▶ [STATED GOAL] Arrange everything from the line containing "Localize each UI" down to the line containing "map-title: GOME–2 /" as a Markdown table with the columns Row and Line, giving each line its row number and omitting any blank lines.

▶ [GIVEN RECORDS]

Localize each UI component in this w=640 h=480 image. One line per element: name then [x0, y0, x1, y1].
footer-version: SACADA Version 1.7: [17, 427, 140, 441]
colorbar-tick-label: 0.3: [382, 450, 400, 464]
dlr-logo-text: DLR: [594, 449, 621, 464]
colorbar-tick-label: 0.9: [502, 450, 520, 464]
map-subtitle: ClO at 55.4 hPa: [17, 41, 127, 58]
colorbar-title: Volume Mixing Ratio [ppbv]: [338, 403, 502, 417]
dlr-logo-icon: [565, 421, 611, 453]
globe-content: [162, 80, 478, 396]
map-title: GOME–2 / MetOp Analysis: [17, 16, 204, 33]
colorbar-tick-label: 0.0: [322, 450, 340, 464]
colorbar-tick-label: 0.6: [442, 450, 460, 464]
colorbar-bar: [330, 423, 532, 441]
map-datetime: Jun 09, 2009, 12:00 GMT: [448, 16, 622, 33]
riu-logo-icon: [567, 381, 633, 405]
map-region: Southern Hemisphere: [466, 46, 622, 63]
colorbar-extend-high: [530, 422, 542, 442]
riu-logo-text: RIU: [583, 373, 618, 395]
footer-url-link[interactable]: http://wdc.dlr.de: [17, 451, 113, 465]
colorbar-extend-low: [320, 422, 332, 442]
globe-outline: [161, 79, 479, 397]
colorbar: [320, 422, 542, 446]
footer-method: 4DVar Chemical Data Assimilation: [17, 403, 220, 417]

--

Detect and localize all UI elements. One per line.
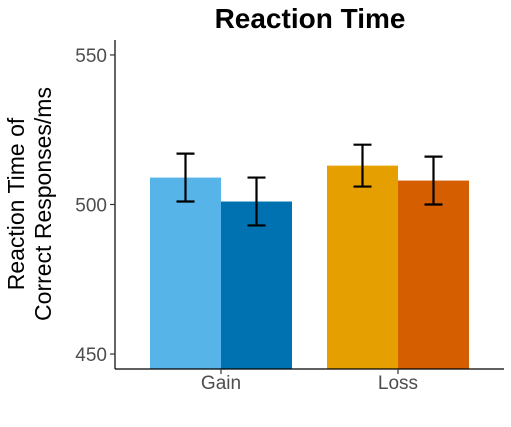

==

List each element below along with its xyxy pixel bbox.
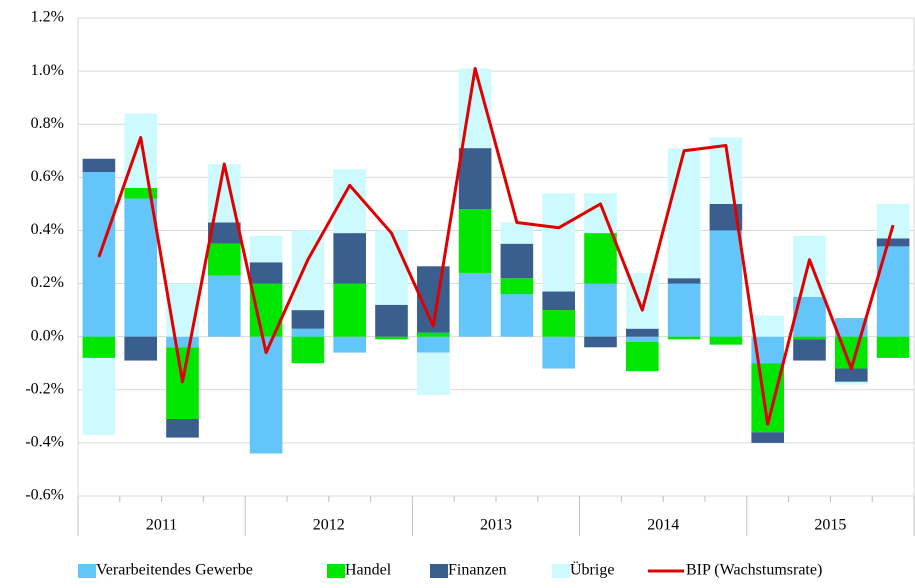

▶ [SOLUTION TO THE PROBLEM]
| Row | Line |
|---|---|
| 1 | Localize each UI component in this w=640 h=480 image. One line per element: name then [x0, y0, x1, y1]. |
| 2 | footer-version: SACADA Version 1.7: [17, 427, 140, 441] |
| 3 | colorbar-tick-label: 0.3: [382, 450, 400, 464] |
| 4 | dlr-logo-text: DLR: [594, 449, 621, 464] |
| 5 | colorbar-tick-label: 0.9: [502, 450, 520, 464] |
| 6 | map-subtitle: ClO at 55.4 hPa: [17, 41, 127, 58] |
| 7 | colorbar-title: Volume Mixing Ratio [ppbv]: [338, 403, 502, 417] |
| 8 | dlr-logo-icon: [565, 421, 611, 453] |
| 9 | globe-content: [162, 80, 478, 396] |
| 10 | map-title: GOME–2 / MetOp Analysis: [17, 16, 204, 33] |